Raw records >>
##############################
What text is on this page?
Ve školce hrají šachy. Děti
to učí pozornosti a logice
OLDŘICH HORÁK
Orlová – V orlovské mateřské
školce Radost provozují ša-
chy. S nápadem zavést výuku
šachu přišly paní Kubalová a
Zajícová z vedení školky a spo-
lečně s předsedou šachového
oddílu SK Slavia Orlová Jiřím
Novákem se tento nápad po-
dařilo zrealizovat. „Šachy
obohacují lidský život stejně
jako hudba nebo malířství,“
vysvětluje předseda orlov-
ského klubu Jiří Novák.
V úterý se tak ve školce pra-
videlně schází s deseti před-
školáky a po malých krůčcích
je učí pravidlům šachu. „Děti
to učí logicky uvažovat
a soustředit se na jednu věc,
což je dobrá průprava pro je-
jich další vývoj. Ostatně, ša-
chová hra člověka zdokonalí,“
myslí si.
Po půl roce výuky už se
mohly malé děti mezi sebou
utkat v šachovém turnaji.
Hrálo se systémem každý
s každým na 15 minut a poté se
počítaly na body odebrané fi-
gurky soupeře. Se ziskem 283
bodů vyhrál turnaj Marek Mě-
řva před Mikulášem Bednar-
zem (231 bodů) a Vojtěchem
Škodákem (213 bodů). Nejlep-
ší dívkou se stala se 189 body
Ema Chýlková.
##############################
Set task >>
Scan the material above. Extract every line in which the word "bodů" occurs.

Written solution >>
bodů vyhrál turnaj Marek Mě-
zem (231 bodů) a Vojtěchem
Škodákem (213 bodů). Nejlep-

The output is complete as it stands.